> **SET TASK 1**:
Please copy the West Ham piece word for word from "1. Grant has" to "relegation was confirmed.".
> **SET TASK 2**:
In the West Ham piece, which four players did Gold say would be sold in the summer if relegation was confirmed?
> **SET TASK 3**:
Write the next part of the West Ham piece, starting after its final sentence.

I am not sure what the purpose of these emails is.  I have seen enough games this season to make my own judgements.

1. Grant has no idea what his “best” team is and even when he has been able to field the same team, he hasn’t;

2. The spirit of the team suggests they are not behind the manager.  The story of Scott Parker giving the half time team talk to inspire the team to pull back a 3-0 deficit against West Brom is a classic example.

3. Sullivan and Gold by deciding not to travel (as well as any other directors) to last Sunday’s game versus Man City sent out an appalling message to the fans that they are resigned to relegation already.  Added to this was PR disaster of the week part 2 when Gold came out in the Evening Standard saying Parker, Green, Upson and Cole would be sold in the summer if relegation was confirmed.

4. The club has invested poorly in players, bringing in short term ideas in the hope that they will provide long term solutions.  Ben Haim, Winston Reid, Robbie Keane.  The list could go on and on.

Our new managers

Let’s not kid ourselves.  Any West Ham fan will take the dull football we experienced under Curbishley for the current situation.  Whilst the club celebrated at winning the Olympic Stadium bid with big slaps on the back, most of the fans saw the word relegation getting bigger on the league tables in the Sunday papers.  By the time the directors had realised that few people will want to watch games likes West Ham United v Doncaster Rovers or Barnsley (no disrespect to those fine Yorkshire sides) in a 60,000 seater stadium it has proved almost too late.  Last season it went down to the final three games before survival was assured.  Zola was duly relieved of his duties and Grant was brought in.

> **ENTRIES**:

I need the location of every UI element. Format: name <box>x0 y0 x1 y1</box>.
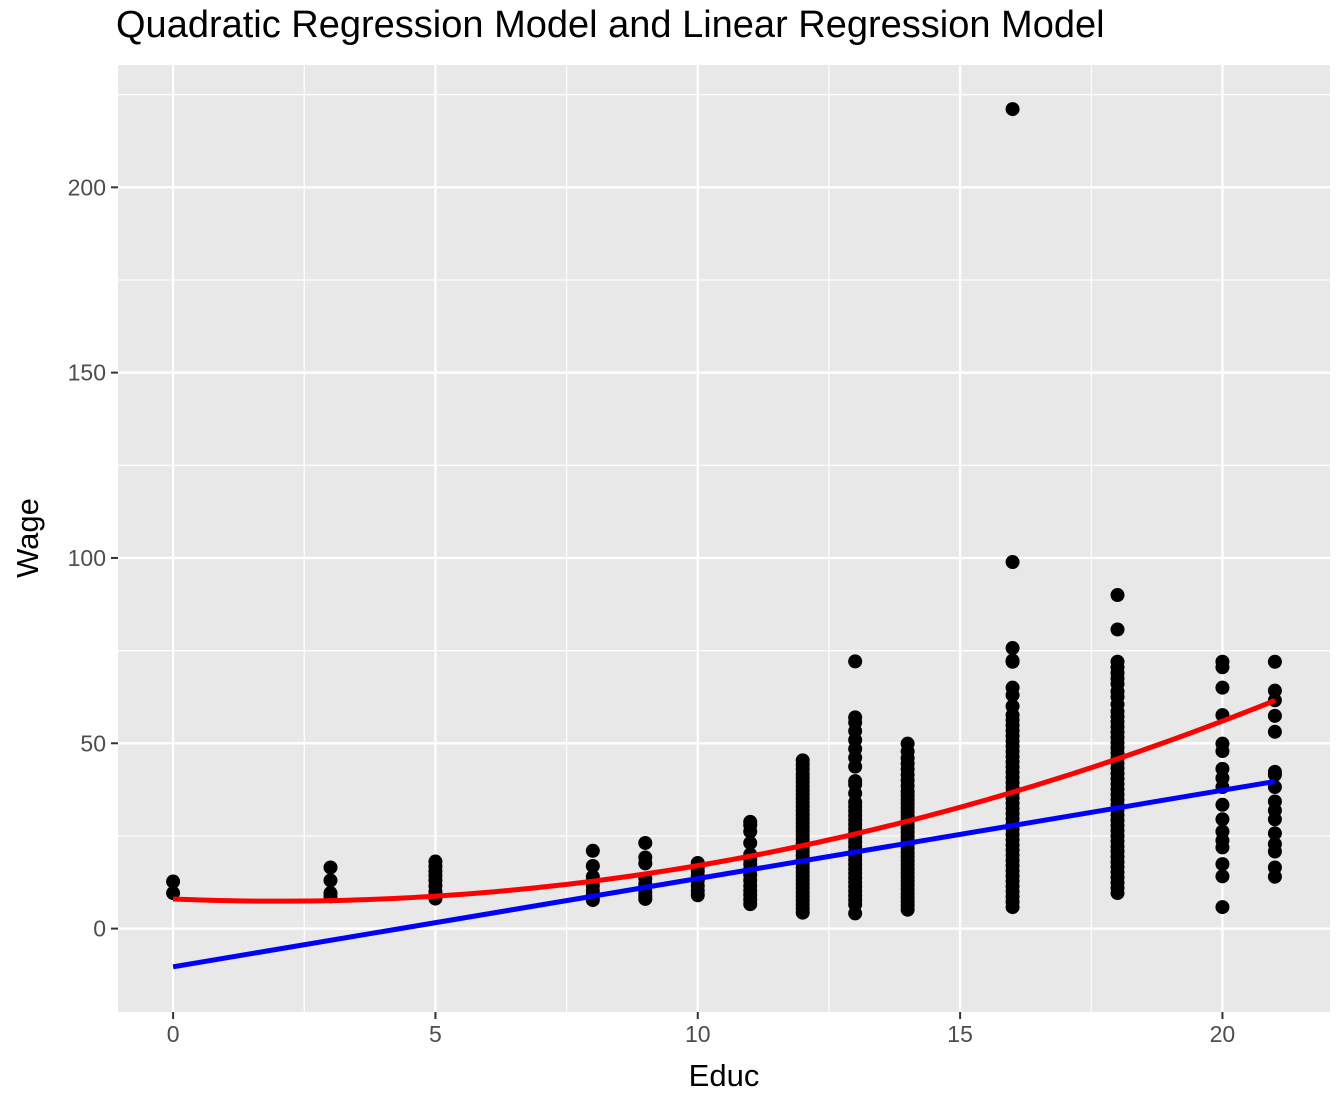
data-point <box>1267 654 1282 669</box>
data-point <box>323 860 338 875</box>
y-tick-label: 0 <box>93 916 106 942</box>
data-point <box>1267 708 1282 723</box>
data-point <box>848 654 863 669</box>
plot-panel <box>118 65 1330 1012</box>
data-point <box>795 753 810 768</box>
data-point <box>1005 680 1020 695</box>
data-point <box>166 886 181 901</box>
data-point <box>1215 736 1230 751</box>
data-point <box>1215 761 1230 776</box>
data-point <box>1110 588 1125 603</box>
y-axis-title: Wage <box>10 498 45 578</box>
data-point <box>848 774 863 789</box>
x-tick-label: 20 <box>1210 1021 1236 1047</box>
data-point <box>1005 102 1020 117</box>
data-point <box>166 874 181 889</box>
data-point <box>1215 797 1230 812</box>
y-tick-label: 50 <box>80 730 106 756</box>
data-point <box>1110 654 1125 669</box>
x-axis-title: Educ <box>689 1058 760 1093</box>
data-point <box>1005 699 1020 714</box>
data-point <box>1267 860 1282 875</box>
data-point <box>1215 680 1230 695</box>
data-point <box>900 736 915 751</box>
x-tick-label: 0 <box>167 1021 180 1047</box>
y-tick-label: 200 <box>68 174 106 200</box>
y-axis: 0 50 100 150 200 <box>68 174 118 942</box>
data-point <box>1267 683 1282 698</box>
x-axis: 0 5 10 15 20 <box>167 1012 1236 1047</box>
y-tick-label: 100 <box>68 545 106 571</box>
x-tick-label: 10 <box>685 1021 711 1047</box>
data-point <box>428 854 443 869</box>
quadratic-regression-line <box>172 698 1276 904</box>
minor-gridlines <box>118 65 1330 1012</box>
data-point <box>1267 764 1282 779</box>
data-point <box>1110 622 1125 637</box>
data-point <box>323 873 338 888</box>
data-point <box>1215 812 1230 827</box>
data-point <box>1005 653 1020 668</box>
x-tick-label: 15 <box>947 1021 973 1047</box>
data-point <box>585 843 600 858</box>
x-tick-label: 5 <box>429 1021 442 1047</box>
data-point <box>743 814 758 829</box>
data-point <box>1215 869 1230 884</box>
data-point <box>1215 900 1230 915</box>
data-point <box>1267 724 1282 739</box>
data-point <box>585 858 600 873</box>
data-point <box>638 850 653 865</box>
linear-regression-line <box>172 778 1276 970</box>
data-point <box>1267 794 1282 809</box>
data-point <box>1267 837 1282 852</box>
data-point <box>848 710 863 725</box>
data-point <box>323 886 338 901</box>
data-point <box>638 835 653 850</box>
data-point <box>1005 641 1020 656</box>
data-point <box>1215 824 1230 839</box>
chart-title: Quadratic Regression Model and Linear Re… <box>116 4 1105 46</box>
data-point <box>1005 555 1020 570</box>
data-point <box>1215 654 1230 669</box>
data-point <box>1215 857 1230 872</box>
data-point <box>1267 826 1282 841</box>
y-tick-label: 150 <box>68 360 106 386</box>
data-point <box>743 835 758 850</box>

> **WRITTEN RESPONSE 1**:
1. Grant has no idea what his “best” team is and even when he has been able to field the same team, he hasn’t;

2. The spirit of the team suggests they are not behind the manager.  The story of Scott Parker giving the half time team talk to inspire the team to pull back a 3-0 deficit against West Brom is a classic example.

3. Sullivan and Gold by deciding not to travel (as well as any other directors) to last Sunday’s game versus Man City sent out an appalling message to the fans that they are resigned to relegation already.  Added to this was PR disaster of the week part 2 when Gold came out in the Evening Standard saying Parker, Green, Upson and Cole would be sold in the summer if relegation was confirmed.

> **WRITTEN RESPONSE 2**:
Parker, Green, Upson and Cole.

> **WRITTEN RESPONSE 3**:
David Sullivan said in June last year on Grant’s appointment: “I am delighted to welcome Avram to West Ham and am confident he will prove a success. We have taken our time over this appointment and are certain we have got the right man.  We are all looking forward to next season with new players coming in and Avram’s arrival is just the latest reason for real optimism.”

Co-owner David Gold, obviously not concerned that he had failed to get Portsmouth out of the bottom three during his tenure at Fratton Park added:  “I have to say that having met Avram and spent some time with him that we have got our man. He is a perfect fit. He is a footballing man and quite frankly his reputation speaks for itself. He has a great sense of humour and I am sure the players will relate to him and the fans will warm to him.”

How wrong could they have been?  There were few fans who welcomed his appointment with anything more than a raised eyebrow, and a fear that this season would be no better than the last.

Pre-season went well.  So well in fact that it turned into the best pre-season for thirty five years.  In fact the best pre-season since 1977 when West Ham ended up being relegated from the First Division.  But did it translate into optimism with the fans?

The best free view in London

Crowds for the first few games suggest that the club had lost an element of their loyal support.  Chelsea and Spurs were both early visitors to Upton Park.  Banker sell out games in previous years, but perhaps the fact that tickets were upwards of £60 each (not to mention the £30+ for under 16’s) saw tickets still on sale as the game kicked off, and hundreds of empty seats.

I had been to a couple of games already this season, taking in the home draws against West Brom and Blackpool. I sat in the same seat for both games, yet the price difference was more than 20% for the former.  So, with Lolly’s birthday coming up I looked at taking her to the final game of the season versus Sunderland.  For an adult and a “child” ticket West Ham wanted £87! (or I could have gone for Band one tickets at £96).  So instead I bought the same seats I had picked for Blackburn Rovers and paid £25.  Can someone please explain this?  On second thoughts don’t bother – it is not as if the club really care anyway.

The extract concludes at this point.